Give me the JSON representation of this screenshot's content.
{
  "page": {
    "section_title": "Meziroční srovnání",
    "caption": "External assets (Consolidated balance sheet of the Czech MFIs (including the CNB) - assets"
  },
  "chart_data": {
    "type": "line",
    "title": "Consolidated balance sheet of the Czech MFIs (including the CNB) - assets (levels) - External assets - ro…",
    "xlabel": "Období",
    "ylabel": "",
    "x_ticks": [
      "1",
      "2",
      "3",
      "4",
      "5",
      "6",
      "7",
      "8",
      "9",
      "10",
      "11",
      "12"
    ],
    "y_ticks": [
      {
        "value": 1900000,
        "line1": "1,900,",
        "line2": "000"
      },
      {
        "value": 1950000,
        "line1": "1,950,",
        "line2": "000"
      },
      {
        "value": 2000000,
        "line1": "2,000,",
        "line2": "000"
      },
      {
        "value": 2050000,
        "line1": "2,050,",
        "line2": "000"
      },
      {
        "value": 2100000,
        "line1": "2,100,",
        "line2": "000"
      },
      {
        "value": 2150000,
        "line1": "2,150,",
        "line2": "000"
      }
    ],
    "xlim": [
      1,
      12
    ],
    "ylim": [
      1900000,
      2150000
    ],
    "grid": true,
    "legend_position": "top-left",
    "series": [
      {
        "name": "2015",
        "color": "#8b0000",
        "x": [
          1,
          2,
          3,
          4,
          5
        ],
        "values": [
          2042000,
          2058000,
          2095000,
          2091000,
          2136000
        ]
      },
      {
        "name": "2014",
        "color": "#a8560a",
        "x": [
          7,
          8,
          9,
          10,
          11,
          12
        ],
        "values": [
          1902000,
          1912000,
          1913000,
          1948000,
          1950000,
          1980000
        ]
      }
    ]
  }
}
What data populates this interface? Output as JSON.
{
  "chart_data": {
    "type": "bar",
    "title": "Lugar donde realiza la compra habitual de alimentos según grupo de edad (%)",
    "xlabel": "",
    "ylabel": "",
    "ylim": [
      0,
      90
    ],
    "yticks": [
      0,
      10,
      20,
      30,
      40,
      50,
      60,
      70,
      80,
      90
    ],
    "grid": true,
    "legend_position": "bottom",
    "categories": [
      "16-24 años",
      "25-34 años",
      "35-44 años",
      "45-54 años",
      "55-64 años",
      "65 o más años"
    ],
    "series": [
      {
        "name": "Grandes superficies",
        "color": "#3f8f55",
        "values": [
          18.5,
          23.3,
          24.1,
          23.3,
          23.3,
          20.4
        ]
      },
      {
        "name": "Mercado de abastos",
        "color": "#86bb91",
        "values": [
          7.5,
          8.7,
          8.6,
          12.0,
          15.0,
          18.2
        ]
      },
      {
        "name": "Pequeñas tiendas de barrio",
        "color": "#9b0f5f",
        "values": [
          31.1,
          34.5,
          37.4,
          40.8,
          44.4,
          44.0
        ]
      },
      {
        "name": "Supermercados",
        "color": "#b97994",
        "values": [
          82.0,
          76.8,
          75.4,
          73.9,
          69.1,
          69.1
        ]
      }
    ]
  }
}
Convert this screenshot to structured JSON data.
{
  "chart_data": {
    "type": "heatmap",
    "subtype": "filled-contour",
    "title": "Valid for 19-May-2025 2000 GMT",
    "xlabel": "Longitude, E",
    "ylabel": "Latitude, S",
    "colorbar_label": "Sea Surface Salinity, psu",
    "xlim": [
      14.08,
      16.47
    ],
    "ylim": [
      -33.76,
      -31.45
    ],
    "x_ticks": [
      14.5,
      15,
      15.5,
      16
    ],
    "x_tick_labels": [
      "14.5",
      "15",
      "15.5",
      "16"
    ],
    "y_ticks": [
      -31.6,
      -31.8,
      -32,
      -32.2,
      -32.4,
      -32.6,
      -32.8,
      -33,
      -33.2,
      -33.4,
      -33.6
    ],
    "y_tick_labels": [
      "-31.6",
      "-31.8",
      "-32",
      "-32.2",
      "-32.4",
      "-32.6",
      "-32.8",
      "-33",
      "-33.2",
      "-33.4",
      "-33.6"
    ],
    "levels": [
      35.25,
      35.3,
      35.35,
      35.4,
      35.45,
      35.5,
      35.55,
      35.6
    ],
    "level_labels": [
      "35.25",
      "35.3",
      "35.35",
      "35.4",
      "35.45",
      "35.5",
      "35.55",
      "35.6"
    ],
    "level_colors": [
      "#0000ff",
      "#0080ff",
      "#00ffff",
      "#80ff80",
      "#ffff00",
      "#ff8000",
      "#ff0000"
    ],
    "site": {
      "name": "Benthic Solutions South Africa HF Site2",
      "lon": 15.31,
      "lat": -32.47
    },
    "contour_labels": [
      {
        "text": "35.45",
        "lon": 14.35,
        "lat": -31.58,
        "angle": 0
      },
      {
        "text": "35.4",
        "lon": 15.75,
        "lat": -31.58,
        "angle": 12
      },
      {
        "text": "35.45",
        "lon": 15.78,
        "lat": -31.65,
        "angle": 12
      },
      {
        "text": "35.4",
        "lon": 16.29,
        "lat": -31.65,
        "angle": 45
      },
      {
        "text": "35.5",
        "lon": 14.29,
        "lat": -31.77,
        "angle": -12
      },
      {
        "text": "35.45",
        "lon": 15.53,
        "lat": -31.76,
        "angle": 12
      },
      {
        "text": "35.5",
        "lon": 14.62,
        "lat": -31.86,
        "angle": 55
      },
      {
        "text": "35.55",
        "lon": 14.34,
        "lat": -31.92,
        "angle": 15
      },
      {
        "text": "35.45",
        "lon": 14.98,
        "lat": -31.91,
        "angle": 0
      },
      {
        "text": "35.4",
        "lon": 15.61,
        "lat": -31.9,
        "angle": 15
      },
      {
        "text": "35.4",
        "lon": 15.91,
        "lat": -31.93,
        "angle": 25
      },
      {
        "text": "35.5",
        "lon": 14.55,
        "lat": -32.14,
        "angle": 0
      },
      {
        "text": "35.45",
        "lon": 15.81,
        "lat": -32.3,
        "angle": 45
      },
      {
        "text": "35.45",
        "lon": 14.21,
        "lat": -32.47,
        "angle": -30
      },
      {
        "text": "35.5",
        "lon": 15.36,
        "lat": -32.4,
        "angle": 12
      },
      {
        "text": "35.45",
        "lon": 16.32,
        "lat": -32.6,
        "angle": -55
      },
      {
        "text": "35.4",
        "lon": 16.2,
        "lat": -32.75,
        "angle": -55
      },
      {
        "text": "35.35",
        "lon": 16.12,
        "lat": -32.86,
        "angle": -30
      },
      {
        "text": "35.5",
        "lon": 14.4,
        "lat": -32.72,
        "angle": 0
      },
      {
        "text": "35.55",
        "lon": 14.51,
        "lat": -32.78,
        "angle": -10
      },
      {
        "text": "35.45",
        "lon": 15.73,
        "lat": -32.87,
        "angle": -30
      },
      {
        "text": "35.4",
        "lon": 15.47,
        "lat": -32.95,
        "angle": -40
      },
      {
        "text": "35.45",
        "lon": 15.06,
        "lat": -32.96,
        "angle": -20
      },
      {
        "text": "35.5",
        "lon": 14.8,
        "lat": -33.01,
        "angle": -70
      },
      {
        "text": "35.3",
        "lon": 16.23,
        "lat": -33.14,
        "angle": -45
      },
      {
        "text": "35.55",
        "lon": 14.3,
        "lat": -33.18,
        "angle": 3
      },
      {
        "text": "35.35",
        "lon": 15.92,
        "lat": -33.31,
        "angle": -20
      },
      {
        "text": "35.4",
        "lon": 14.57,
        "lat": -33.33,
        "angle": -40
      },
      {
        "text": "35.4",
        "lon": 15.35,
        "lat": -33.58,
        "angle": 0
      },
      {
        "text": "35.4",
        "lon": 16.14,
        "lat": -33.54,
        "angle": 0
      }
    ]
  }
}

---------------

Task >> Return all of the data word for word.

Answer in full >>
Give me the JSON representation of this screenshot's content.
{
  "page": {
    "section_title": "Meziroční srovnání",
    "caption": "External assets (Consolidated balance sheet of the Czech MFIs (including the CNB) - assets"
  },
  "chart_data": {
    "type": "line",
    "title": "Consolidated balance sheet of the Czech MFIs (including the CNB) - assets (levels) - External assets - ro…",
    "xlabel": "Období",
    "ylabel": "",
    "x_ticks": [
      "1",
      "2",
      "3",
      "4",
      "5",
      "6",
      "7",
      "8",
      "9",
      "10",
      "11",
      "12"
    ],
    "y_ticks": [
      {
        "value": 1900000,
        "line1": "1,900,",
        "line2": "000"
      },
      {
        "value": 1950000,
        "line1": "1,950,",
        "line2": "000"
      },
      {
        "value": 2000000,
        "line1": "2,000,",
        "line2": "000"
      },
      {
        "value": 2050000,
        "line1": "2,050,",
        "line2": "000"
      },
      {
        "value": 2100000,
        "line1": "2,100,",
        "line2": "000"
      },
      {
        "value": 2150000,
        "line1": "2,150,",
        "line2": "000"
      }
    ],
    "xlim": [
      1,
      12
    ],
    "ylim": [
      1900000,
      2150000
    ],
    "grid": true,
    "legend_position": "top-left",
    "series": [
      {
        "name": "2015",
        "color": "#8b0000",
        "x": [
          1,
          2,
          3,
          4,
          5
        ],
        "values": [
          2042000,
          2058000,
          2095000,
          2091000,
          2136000
        ]
      },
      {
        "name": "2014",
        "color": "#a8560a",
        "x": [
          7,
          8,
          9,
          10,
          11,
          12
        ],
        "values": [
          1902000,
          1912000,
          1913000,
          1948000,
          1950000,
          1980000
        ]
      }
    ]
  }
}
What data populates this interface? Output as JSON.
{
  "chart_data": {
    "type": "bar",
    "title": "Lugar donde realiza la compra habitual de alimentos según grupo de edad (%)",
    "xlabel": "",
    "ylabel": "",
    "ylim": [
      0,
      90
    ],
    "yticks": [
      0,
      10,
      20,
      30,
      40,
      50,
      60,
      70,
      80,
      90
    ],
    "grid": true,
    "legend_position": "bottom",
    "categories": [
      "16-24 años",
      "25-34 años",
      "35-44 años",
      "45-54 años",
      "55-64 años",
      "65 o más años"
    ],
    "series": [
      {
        "name": "Grandes superficies",
        "color": "#3f8f55",
        "values": [
          18.5,
          23.3,
          24.1,
          23.3,
          23.3,
          20.4
        ]
      },
      {
        "name": "Mercado de abastos",
        "color": "#86bb91",
        "values": [
          7.5,
          8.7,
          8.6,
          12.0,
          15.0,
          18.2
        ]
      },
      {
        "name": "Pequeñas tiendas de barrio",
        "color": "#9b0f5f",
        "values": [
          31.1,
          34.5,
          37.4,
          40.8,
          44.4,
          44.0
        ]
      },
      {
        "name": "Supermercados",
        "color": "#b97994",
        "values": [
          82.0,
          76.8,
          75.4,
          73.9,
          69.1,
          69.1
        ]
      }
    ]
  }
}
Convert this screenshot to structured JSON data.
{
  "chart_data": {
    "type": "heatmap",
    "subtype": "filled-contour",
    "title": "Valid for 19-May-2025 2000 GMT",
    "xlabel": "Longitude, E",
    "ylabel": "Latitude, S",
    "colorbar_label": "Sea Surface Salinity, psu",
    "xlim": [
      14.08,
      16.47
    ],
    "ylim": [
      -33.76,
      -31.45
    ],
    "x_ticks": [
      14.5,
      15,
      15.5,
      16
    ],
    "x_tick_labels": [
      "14.5",
      "15",
      "15.5",
      "16"
    ],
    "y_ticks": [
      -31.6,
      -31.8,
      -32,
      -32.2,
      -32.4,
      -32.6,
      -32.8,
      -33,
      -33.2,
      -33.4,
      -33.6
    ],
    "y_tick_labels": [
      "-31.6",
      "-31.8",
      "-32",
      "-32.2",
      "-32.4",
      "-32.6",
      "-32.8",
      "-33",
      "-33.2",
      "-33.4",
      "-33.6"
    ],
    "levels": [
      35.25,
      35.3,
      35.35,
      35.4,
      35.45,
      35.5,
      35.55,
      35.6
    ],
    "level_labels": [
      "35.25",
      "35.3",
      "35.35",
      "35.4",
      "35.45",
      "35.5",
      "35.55",
      "35.6"
    ],
    "level_colors": [
      "#0000ff",
      "#0080ff",
      "#00ffff",
      "#80ff80",
      "#ffff00",
      "#ff8000",
      "#ff0000"
    ],
    "site": {
      "name": "Benthic Solutions South Africa HF Site2",
      "lon": 15.31,
      "lat": -32.47
    },
    "contour_labels": [
      {
        "text": "35.45",
        "lon": 14.35,
        "lat": -31.58,
        "angle": 0
      },
      {
        "text": "35.4",
        "lon": 15.75,
        "lat": -31.58,
        "angle": 12
      },
      {
        "text": "35.45",
        "lon": 15.78,
        "lat": -31.65,
        "angle": 12
      },
      {
        "text": "35.4",
        "lon": 16.29,
        "lat": -31.65,
        "angle": 45
      },
      {
        "text": "35.5",
        "lon": 14.29,
        "lat": -31.77,
        "angle": -12
      },
      {
        "text": "35.45",
        "lon": 15.53,
        "lat": -31.76,
        "angle": 12
      },
      {
        "text": "35.5",
        "lon": 14.62,
        "lat": -31.86,
        "angle": 55
      },
      {
        "text": "35.55",
        "lon": 14.34,
        "lat": -31.92,
        "angle": 15
      },
      {
        "text": "35.45",
        "lon": 14.98,
        "lat": -31.91,
        "angle": 0
      },
      {
        "text": "35.4",
        "lon": 15.61,
        "lat": -31.9,
        "angle": 15
      },
      {
        "text": "35.4",
        "lon": 15.91,
        "lat": -31.93,
        "angle": 25
      },
      {
        "text": "35.5",
        "lon": 14.55,
        "lat": -32.14,
        "angle": 0
      },
      {
        "text": "35.45",
        "lon": 15.81,
        "lat": -32.3,
        "angle": 45
      },
      {
        "text": "35.45",
        "lon": 14.21,
        "lat": -32.47,
        "angle": -30
      },
      {
        "text": "35.5",
        "lon": 15.36,
        "lat": -32.4,
        "angle": 12
      },
      {
        "text": "35.45",
        "lon": 16.32,
        "lat": -32.6,
        "angle": -55
      },
      {
        "text": "35.4",
        "lon": 16.2,
        "lat": -32.75,
        "angle": -55
      },
      {
        "text": "35.35",
        "lon": 16.12,
        "lat": -32.86,
        "angle": -30
      },
      {
        "text": "35.5",
        "lon": 14.4,
        "lat": -32.72,
        "angle": 0
      },
      {
        "text": "35.55",
        "lon": 14.51,
        "lat": -32.78,
        "angle": -10
      },
      {
        "text": "35.45",
        "lon": 15.73,
        "lat": -32.87,
        "angle": -30
      },
      {
        "text": "35.4",
        "lon": 15.47,
        "lat": -32.95,
        "angle": -40
      },
      {
        "text": "35.45",
        "lon": 15.06,
        "lat": -32.96,
        "angle": -20
      },
      {
        "text": "35.5",
        "lon": 14.8,
        "lat": -33.01,
        "angle": -70
      },
      {
        "text": "35.3",
        "lon": 16.23,
        "lat": -33.14,
        "angle": -45
      },
      {
        "text": "35.55",
        "lon": 14.3,
        "lat": -33.18,
        "angle": 3
      },
      {
        "text": "35.35",
        "lon": 15.92,
        "lat": -33.31,
        "angle": -20
      },
      {
        "text": "35.4",
        "lon": 14.57,
        "lat": -33.33,
        "angle": -40
      },
      {
        "text": "35.4",
        "lon": 15.35,
        "lat": -33.58,
        "angle": 0
      },
      {
        "text": "35.4",
        "lon": 16.14,
        "lat": -33.54,
        "angle": 0
      }
    ]
  }
}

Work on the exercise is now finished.